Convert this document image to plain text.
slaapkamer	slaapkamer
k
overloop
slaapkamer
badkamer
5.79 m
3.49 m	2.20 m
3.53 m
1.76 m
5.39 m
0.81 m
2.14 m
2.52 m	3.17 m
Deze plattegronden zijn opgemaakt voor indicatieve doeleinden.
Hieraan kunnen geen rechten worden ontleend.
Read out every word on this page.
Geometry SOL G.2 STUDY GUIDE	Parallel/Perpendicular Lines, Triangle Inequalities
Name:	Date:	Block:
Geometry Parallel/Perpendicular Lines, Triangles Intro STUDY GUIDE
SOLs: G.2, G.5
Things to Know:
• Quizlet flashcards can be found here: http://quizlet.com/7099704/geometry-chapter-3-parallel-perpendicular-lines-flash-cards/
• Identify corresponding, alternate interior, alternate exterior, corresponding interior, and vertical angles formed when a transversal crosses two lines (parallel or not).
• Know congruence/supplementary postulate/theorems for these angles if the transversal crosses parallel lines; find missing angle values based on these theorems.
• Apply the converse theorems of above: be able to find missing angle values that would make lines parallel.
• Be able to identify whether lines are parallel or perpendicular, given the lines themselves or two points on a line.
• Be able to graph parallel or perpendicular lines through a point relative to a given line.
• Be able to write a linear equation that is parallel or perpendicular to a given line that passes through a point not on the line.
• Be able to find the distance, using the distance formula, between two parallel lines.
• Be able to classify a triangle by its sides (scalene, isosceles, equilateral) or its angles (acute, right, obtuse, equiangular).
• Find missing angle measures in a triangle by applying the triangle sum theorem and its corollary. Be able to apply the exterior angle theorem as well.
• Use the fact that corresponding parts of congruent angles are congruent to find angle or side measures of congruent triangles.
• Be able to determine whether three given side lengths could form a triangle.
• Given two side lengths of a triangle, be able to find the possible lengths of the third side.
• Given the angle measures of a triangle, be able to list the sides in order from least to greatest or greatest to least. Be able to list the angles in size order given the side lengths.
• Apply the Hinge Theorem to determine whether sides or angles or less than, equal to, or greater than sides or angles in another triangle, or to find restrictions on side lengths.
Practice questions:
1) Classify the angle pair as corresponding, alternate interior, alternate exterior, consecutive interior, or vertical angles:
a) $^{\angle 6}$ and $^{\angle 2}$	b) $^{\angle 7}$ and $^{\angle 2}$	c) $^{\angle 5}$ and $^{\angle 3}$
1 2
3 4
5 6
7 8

##############################

> _Work to be completed_
Pull every line holding "corresponding" out of the records.

> _In response_
• Identify corresponding, alternate interior, alternate exterior, corresponding interior, and vertical angles formed when a transversal crosses two lines (parallel or not).
• Use the fact that corresponding parts of congruent angles are congruent to find angle or side measures of congruent triangles.
1) Classify the angle pair as corresponding, alternate interior, alternate exterior, consecutive interior, or vertical angles:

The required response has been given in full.